Figure content listings:
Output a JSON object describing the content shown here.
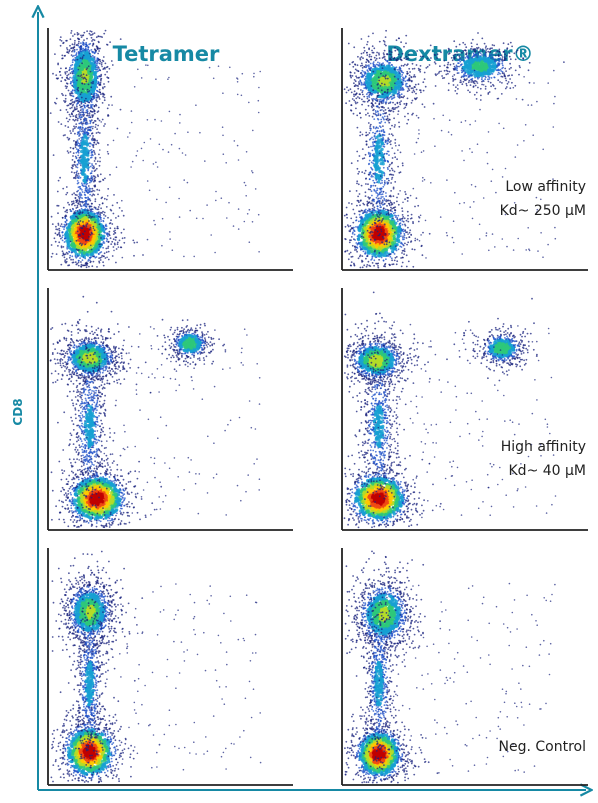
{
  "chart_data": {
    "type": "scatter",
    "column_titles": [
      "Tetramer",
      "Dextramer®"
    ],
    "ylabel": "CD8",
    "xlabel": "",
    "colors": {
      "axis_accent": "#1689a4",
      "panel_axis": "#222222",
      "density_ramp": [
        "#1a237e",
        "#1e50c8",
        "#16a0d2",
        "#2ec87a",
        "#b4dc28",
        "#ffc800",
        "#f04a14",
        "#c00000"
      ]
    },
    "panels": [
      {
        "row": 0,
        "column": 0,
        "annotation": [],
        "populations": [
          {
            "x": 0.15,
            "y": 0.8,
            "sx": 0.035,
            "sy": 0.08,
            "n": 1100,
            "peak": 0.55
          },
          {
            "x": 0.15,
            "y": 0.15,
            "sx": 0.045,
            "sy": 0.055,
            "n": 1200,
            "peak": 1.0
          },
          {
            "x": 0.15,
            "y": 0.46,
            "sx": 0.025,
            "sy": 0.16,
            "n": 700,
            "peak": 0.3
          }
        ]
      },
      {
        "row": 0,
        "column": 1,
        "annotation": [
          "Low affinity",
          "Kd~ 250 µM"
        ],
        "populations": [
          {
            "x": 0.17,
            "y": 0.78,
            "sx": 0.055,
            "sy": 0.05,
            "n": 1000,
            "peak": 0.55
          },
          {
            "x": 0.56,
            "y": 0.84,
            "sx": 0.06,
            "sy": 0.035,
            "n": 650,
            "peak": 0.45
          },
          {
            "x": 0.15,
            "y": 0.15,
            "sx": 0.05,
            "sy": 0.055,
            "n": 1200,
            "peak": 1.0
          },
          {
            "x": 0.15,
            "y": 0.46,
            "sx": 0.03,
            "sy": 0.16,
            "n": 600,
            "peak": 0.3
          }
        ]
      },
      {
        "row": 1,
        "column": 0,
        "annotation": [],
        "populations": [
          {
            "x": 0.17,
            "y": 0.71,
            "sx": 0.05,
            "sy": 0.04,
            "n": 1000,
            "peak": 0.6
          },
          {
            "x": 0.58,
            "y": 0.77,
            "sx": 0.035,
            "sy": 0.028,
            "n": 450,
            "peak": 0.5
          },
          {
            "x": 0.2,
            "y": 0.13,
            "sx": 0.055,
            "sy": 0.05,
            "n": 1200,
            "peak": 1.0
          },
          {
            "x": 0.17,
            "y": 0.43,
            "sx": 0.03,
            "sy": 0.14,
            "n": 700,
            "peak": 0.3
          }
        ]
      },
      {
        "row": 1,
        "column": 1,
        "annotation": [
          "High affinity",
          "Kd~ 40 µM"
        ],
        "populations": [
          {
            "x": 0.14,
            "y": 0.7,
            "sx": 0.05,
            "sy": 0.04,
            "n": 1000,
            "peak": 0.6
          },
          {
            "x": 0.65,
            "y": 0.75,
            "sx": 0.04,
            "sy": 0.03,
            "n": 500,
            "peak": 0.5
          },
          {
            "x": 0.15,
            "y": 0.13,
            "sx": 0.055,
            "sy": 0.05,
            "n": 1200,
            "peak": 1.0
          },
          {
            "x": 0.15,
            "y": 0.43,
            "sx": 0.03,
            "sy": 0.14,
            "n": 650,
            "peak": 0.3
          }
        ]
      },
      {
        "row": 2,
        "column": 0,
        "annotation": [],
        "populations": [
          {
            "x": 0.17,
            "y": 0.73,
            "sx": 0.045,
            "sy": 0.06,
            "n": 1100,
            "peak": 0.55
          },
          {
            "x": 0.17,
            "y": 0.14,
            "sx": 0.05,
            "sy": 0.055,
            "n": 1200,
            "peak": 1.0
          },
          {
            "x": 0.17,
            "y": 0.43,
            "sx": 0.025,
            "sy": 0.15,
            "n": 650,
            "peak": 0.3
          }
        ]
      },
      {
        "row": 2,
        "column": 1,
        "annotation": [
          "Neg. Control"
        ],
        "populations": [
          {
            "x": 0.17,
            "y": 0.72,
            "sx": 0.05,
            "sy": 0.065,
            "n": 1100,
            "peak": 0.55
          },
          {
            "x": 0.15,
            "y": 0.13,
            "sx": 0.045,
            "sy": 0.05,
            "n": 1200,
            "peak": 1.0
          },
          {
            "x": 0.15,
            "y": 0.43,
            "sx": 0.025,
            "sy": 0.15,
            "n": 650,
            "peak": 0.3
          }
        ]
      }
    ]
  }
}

--

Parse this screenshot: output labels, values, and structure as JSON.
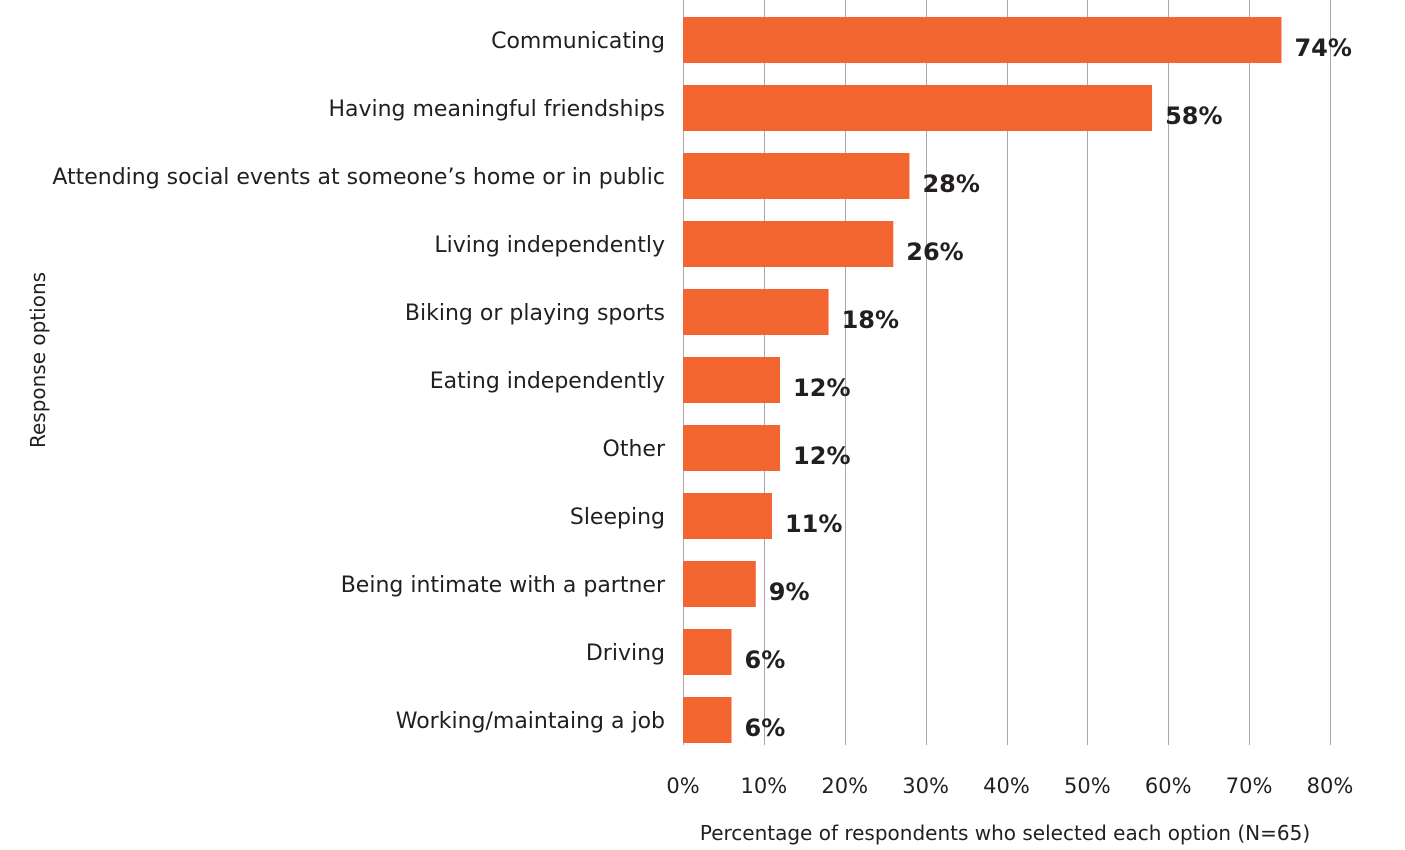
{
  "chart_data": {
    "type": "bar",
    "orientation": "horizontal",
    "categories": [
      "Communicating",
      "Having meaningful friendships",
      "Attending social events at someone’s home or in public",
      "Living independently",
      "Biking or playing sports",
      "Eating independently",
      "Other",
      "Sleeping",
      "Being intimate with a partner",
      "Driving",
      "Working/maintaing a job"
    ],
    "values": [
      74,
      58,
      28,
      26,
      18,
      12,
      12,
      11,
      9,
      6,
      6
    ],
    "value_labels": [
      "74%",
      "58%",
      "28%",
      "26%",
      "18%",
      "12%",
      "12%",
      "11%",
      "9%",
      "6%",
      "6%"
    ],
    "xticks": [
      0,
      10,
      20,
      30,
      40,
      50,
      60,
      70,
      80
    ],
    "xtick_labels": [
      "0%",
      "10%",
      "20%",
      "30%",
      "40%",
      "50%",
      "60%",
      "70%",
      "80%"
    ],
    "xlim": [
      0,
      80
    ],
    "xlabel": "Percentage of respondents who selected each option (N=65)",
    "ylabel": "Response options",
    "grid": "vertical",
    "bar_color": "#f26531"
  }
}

...

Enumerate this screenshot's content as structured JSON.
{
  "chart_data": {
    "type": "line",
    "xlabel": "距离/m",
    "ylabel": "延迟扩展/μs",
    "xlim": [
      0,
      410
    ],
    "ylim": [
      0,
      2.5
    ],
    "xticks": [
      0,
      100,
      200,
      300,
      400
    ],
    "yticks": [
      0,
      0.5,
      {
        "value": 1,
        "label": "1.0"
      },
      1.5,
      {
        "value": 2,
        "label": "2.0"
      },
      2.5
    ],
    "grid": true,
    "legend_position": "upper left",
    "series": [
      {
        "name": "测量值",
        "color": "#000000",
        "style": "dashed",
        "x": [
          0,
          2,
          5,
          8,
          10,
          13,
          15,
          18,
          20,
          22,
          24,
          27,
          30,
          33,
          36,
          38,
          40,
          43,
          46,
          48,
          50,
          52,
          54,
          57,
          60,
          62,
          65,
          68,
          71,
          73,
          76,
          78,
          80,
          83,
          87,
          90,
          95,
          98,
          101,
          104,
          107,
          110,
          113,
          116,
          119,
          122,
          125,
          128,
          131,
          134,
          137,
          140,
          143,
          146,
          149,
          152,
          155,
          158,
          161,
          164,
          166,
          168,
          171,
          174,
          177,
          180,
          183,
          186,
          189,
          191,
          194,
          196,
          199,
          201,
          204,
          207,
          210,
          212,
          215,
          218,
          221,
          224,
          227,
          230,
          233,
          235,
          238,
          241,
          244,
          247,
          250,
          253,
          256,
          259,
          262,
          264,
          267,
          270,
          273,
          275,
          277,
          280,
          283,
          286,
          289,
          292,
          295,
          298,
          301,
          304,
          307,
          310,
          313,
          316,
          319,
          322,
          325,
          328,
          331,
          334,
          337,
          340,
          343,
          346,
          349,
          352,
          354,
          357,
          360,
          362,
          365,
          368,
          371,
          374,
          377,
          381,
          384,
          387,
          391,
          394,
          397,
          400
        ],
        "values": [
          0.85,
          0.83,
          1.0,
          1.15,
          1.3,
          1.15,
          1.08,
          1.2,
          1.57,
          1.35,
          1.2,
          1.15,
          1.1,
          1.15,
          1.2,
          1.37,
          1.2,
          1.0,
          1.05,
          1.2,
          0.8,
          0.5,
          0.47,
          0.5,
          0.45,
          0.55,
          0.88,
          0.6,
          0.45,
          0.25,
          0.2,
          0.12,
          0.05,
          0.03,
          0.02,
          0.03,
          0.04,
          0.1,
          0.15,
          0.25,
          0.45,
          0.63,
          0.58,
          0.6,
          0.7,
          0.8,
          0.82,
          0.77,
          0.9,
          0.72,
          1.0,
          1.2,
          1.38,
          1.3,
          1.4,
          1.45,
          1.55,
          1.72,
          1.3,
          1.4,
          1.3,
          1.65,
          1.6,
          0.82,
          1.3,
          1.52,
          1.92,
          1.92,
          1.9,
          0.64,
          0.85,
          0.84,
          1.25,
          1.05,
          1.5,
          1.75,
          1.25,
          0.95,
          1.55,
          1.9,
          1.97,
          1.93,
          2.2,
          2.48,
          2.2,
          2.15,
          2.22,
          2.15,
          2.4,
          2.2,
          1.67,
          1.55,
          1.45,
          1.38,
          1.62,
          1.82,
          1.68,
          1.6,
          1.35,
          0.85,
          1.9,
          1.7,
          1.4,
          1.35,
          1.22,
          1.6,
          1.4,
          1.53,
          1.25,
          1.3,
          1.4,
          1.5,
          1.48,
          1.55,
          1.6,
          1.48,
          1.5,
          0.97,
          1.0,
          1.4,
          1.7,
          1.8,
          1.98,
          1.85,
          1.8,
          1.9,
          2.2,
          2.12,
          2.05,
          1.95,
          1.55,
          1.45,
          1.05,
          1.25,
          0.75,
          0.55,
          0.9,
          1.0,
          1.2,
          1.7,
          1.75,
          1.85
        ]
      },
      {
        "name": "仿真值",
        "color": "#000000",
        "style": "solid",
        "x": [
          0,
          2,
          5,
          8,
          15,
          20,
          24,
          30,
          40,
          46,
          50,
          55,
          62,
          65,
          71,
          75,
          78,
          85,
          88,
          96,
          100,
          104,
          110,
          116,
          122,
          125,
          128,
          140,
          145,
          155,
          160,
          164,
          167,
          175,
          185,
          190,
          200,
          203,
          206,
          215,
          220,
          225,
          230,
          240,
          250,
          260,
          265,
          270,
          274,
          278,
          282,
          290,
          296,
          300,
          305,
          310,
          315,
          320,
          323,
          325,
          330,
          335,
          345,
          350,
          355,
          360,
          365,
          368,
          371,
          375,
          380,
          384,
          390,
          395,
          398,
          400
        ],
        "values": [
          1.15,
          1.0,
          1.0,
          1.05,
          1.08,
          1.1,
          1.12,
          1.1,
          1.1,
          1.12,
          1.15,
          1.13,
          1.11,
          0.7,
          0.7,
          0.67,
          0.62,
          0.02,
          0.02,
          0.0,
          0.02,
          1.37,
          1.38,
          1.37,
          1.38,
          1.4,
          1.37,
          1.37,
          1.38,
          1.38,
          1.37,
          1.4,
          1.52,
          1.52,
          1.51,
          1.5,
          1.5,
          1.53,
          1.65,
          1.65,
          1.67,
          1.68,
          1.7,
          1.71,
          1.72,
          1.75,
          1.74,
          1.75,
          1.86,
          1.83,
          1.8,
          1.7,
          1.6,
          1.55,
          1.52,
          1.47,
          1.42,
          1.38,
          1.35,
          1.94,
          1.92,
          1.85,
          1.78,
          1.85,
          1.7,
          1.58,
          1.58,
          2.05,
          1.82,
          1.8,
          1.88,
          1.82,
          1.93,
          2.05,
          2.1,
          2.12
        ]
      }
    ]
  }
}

• What to do: Give nothing but the number of lines containing the string "JSON".

• Result for this exercise: 3